Records supplied.
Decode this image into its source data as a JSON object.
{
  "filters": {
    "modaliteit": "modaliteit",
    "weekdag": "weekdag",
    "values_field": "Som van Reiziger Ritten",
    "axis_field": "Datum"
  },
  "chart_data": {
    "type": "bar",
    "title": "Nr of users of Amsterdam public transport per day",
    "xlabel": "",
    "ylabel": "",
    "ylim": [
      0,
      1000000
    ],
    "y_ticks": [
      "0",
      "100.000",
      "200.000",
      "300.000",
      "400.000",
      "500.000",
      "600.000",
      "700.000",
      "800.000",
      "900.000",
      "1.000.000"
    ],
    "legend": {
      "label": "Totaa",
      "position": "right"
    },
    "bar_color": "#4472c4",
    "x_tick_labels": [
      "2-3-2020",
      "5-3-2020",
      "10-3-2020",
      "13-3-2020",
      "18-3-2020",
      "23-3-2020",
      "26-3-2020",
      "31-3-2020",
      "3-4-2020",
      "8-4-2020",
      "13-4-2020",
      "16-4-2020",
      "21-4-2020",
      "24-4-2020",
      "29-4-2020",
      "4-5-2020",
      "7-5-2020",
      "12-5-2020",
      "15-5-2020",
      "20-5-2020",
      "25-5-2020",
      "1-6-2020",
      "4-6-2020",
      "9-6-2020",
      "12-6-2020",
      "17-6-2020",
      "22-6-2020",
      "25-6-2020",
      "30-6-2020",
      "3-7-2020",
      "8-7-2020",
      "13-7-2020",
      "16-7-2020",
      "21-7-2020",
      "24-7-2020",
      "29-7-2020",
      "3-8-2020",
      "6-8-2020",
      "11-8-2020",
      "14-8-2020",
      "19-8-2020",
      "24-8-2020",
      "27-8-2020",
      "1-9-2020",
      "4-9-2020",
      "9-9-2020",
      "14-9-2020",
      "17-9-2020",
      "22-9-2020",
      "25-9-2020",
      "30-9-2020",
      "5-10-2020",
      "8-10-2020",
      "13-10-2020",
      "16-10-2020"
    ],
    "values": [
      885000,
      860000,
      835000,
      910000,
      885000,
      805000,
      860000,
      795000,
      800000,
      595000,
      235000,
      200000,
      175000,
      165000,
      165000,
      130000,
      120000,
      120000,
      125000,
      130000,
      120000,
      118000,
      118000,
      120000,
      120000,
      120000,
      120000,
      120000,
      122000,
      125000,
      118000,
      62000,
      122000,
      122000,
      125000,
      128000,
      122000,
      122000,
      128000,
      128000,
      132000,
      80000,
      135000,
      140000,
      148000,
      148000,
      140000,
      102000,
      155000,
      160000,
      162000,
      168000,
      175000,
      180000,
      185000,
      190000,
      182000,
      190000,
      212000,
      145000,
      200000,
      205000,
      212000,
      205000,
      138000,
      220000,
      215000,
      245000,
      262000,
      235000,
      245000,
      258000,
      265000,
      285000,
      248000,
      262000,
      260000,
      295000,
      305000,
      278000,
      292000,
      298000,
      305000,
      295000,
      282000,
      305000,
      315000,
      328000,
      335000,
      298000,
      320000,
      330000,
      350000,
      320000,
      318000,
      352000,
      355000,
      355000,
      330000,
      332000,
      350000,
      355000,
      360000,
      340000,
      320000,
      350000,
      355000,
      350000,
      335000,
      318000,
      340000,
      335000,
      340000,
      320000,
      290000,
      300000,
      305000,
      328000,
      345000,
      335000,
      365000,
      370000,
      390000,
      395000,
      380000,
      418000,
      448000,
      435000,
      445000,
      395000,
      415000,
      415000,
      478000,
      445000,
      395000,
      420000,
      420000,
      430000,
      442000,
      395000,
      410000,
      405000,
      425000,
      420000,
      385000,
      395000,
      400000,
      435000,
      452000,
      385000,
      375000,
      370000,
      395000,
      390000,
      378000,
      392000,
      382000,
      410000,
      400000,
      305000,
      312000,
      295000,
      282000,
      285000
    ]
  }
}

Written exercise.
Reproduce the data, keeping every line exactly the same.

Final result.
Decode this image into its source data as a JSON object.
{
  "filters": {
    "modaliteit": "modaliteit",
    "weekdag": "weekdag",
    "values_field": "Som van Reiziger Ritten",
    "axis_field": "Datum"
  },
  "chart_data": {
    "type": "bar",
    "title": "Nr of users of Amsterdam public transport per day",
    "xlabel": "",
    "ylabel": "",
    "ylim": [
      0,
      1000000
    ],
    "y_ticks": [
      "0",
      "100.000",
      "200.000",
      "300.000",
      "400.000",
      "500.000",
      "600.000",
      "700.000",
      "800.000",
      "900.000",
      "1.000.000"
    ],
    "legend": {
      "label": "Totaa",
      "position": "right"
    },
    "bar_color": "#4472c4",
    "x_tick_labels": [
      "2-3-2020",
      "5-3-2020",
      "10-3-2020",
      "13-3-2020",
      "18-3-2020",
      "23-3-2020",
      "26-3-2020",
      "31-3-2020",
      "3-4-2020",
      "8-4-2020",
      "13-4-2020",
      "16-4-2020",
      "21-4-2020",
      "24-4-2020",
      "29-4-2020",
      "4-5-2020",
      "7-5-2020",
      "12-5-2020",
      "15-5-2020",
      "20-5-2020",
      "25-5-2020",
      "1-6-2020",
      "4-6-2020",
      "9-6-2020",
      "12-6-2020",
      "17-6-2020",
      "22-6-2020",
      "25-6-2020",
      "30-6-2020",
      "3-7-2020",
      "8-7-2020",
      "13-7-2020",
      "16-7-2020",
      "21-7-2020",
      "24-7-2020",
      "29-7-2020",
      "3-8-2020",
      "6-8-2020",
      "11-8-2020",
      "14-8-2020",
      "19-8-2020",
      "24-8-2020",
      "27-8-2020",
      "1-9-2020",
      "4-9-2020",
      "9-9-2020",
      "14-9-2020",
      "17-9-2020",
      "22-9-2020",
      "25-9-2020",
      "30-9-2020",
      "5-10-2020",
      "8-10-2020",
      "13-10-2020",
      "16-10-2020"
    ],
    "values": [
      885000,
      860000,
      835000,
      910000,
      885000,
      805000,
      860000,
      795000,
      800000,
      595000,
      235000,
      200000,
      175000,
      165000,
      165000,
      130000,
      120000,
      120000,
      125000,
      130000,
      120000,
      118000,
      118000,
      120000,
      120000,
      120000,
      120000,
      120000,
      122000,
      125000,
      118000,
      62000,
      122000,
      122000,
      125000,
      128000,
      122000,
      122000,
      128000,
      128000,
      132000,
      80000,
      135000,
      140000,
      148000,
      148000,
      140000,
      102000,
      155000,
      160000,
      162000,
      168000,
      175000,
      180000,
      185000,
      190000,
      182000,
      190000,
      212000,
      145000,
      200000,
      205000,
      212000,
      205000,
      138000,
      220000,
      215000,
      245000,
      262000,
      235000,
      245000,
      258000,
      265000,
      285000,
      248000,
      262000,
      260000,
      295000,
      305000,
      278000,
      292000,
      298000,
      305000,
      295000,
      282000,
      305000,
      315000,
      328000,
      335000,
      298000,
      320000,
      330000,
      350000,
      320000,
      318000,
      352000,
      355000,
      355000,
      330000,
      332000,
      350000,
      355000,
      360000,
      340000,
      320000,
      350000,
      355000,
      350000,
      335000,
      318000,
      340000,
      335000,
      340000,
      320000,
      290000,
      300000,
      305000,
      328000,
      345000,
      335000,
      365000,
      370000,
      390000,
      395000,
      380000,
      418000,
      448000,
      435000,
      445000,
      395000,
      415000,
      415000,
      478000,
      445000,
      395000,
      420000,
      420000,
      430000,
      442000,
      395000,
      410000,
      405000,
      425000,
      420000,
      385000,
      395000,
      400000,
      435000,
      452000,
      385000,
      375000,
      370000,
      395000,
      390000,
      378000,
      392000,
      382000,
      410000,
      400000,
      305000,
      312000,
      295000,
      282000,
      285000
    ]
  }
}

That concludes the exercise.